Description of the task.
Check each line for the string "Lorraine" and give only the count of lines that have it.

Given data.

____________________

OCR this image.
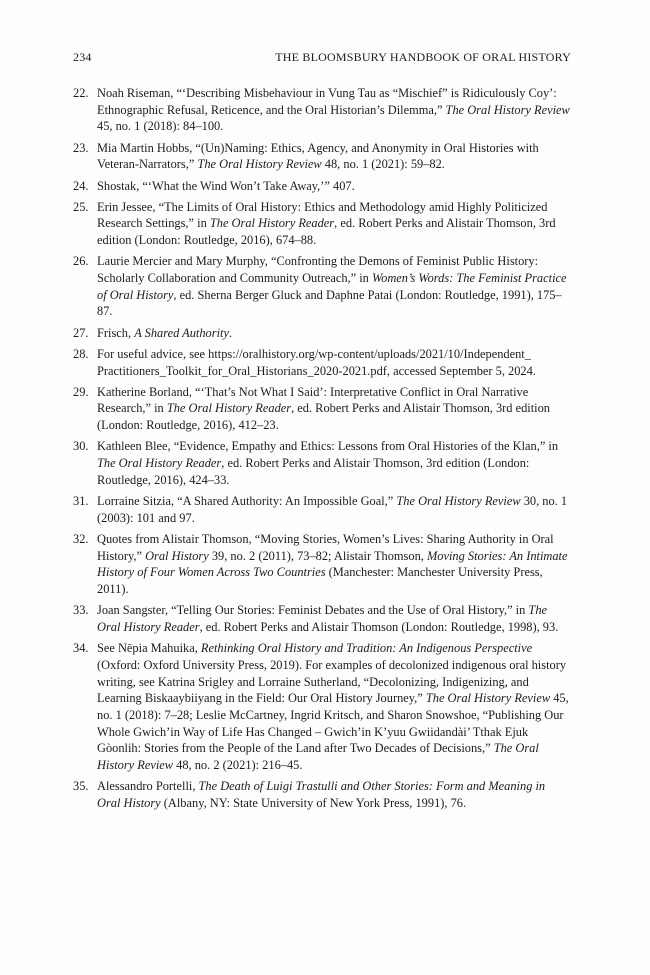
234	THE BLOOMSBURY HANDBOOK OF ORAL HISTORY
22. Noah Riseman, “‘Describing Misbehaviour in Vung Tau as “Mischief” is Ridiculously Coy’: Ethnographic Refusal, Reticence, and the Oral Historian’s Dilemma,” The Oral History Review 45, no. 1 (2018): 84–100.
23. Mia Martin Hobbs, “(Un)Naming: Ethics, Agency, and Anonymity in Oral Histories with Veteran-Narrators,” The Oral History Review 48, no. 1 (2021): 59–82.
24. Shostak, “‘What the Wind Won’t Take Away,’” 407.
25. Erin Jessee, “The Limits of Oral History: Ethics and Methodology amid Highly Politicized Research Settings,” in The Oral History Reader, ed. Robert Perks and Alistair Thomson, 3rd edition (London: Routledge, 2016), 674–88.
26. Laurie Mercier and Mary Murphy, “Confronting the Demons of Feminist Public History: Scholarly Collaboration and Community Outreach,” in Women’s Words: The Feminist Practice of Oral History, ed. Sherna Berger Gluck and Daphne Patai (London: Routledge, 1991), 175–87.
27. Frisch, A Shared Authority.
28. For useful advice, see https://oralhistory.org/wp-content/uploads/2021/10/Independent_ Practitioners_Toolkit_for_Oral_Historians_2020-2021.pdf, accessed September 5, 2024.
29. Katherine Borland, “‘That’s Not What I Said’: Interpretative Conflict in Oral Narrative Research,” in The Oral History Reader, ed. Robert Perks and Alistair Thomson, 3rd edition (London: Routledge, 2016), 412–23.
30. Kathleen Blee, “Evidence, Empathy and Ethics: Lessons from Oral Histories of the Klan,” in The Oral History Reader, ed. Robert Perks and Alistair Thomson, 3rd edition (London: Routledge, 2016), 424–33.
31. Lorraine Sitzia, “A Shared Authority: An Impossible Goal,” The Oral History Review 30, no. 1 (2003): 101 and 97.
32. Quotes from Alistair Thomson, “Moving Stories, Women’s Lives: Sharing Authority in Oral History,” Oral History 39, no. 2 (2011), 73–82; Alistair Thomson, Moving Stories: An Intimate History of Four Women Across Two Countries (Manchester: Manchester University Press, 2011).
33. Joan Sangster, “Telling Our Stories: Feminist Debates and the Use of Oral History,” in The Oral History Reader, ed. Robert Perks and Alistair Thomson (London: Routledge, 1998), 93.
34. See Nēpia Mahuika, Rethinking Oral History and Tradition: An Indigenous Perspective (Oxford: Oxford University Press, 2019). For examples of decolonized indigenous oral history writing, see Katrina Srigley and Lorraine Sutherland, “Decolonizing, Indigenizing, and Learning Biskaaybiiyang in the Field: Our Oral History Journey,” The Oral History Review 45, no. 1 (2018): 7–28; Leslie McCartney, Ingrid Kritsch, and Sharon Snowshoe, “Publishing Our Whole Gwich’in Way of Life Has Changed – Gwich’in K’yuu Gwiidandài’ Tthak Ejuk Gòonlih: Stories from the People of the Land after Two Decades of Decisions,” The Oral History Review 48, no. 2 (2021): 216–45.
35. Alessandro Portelli, The Death of Luigi Trastulli and Other Stories: Form and Meaning in Oral History (Albany, NY: State University of New York Press, 1991), 76.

____________________

Answer in full.
2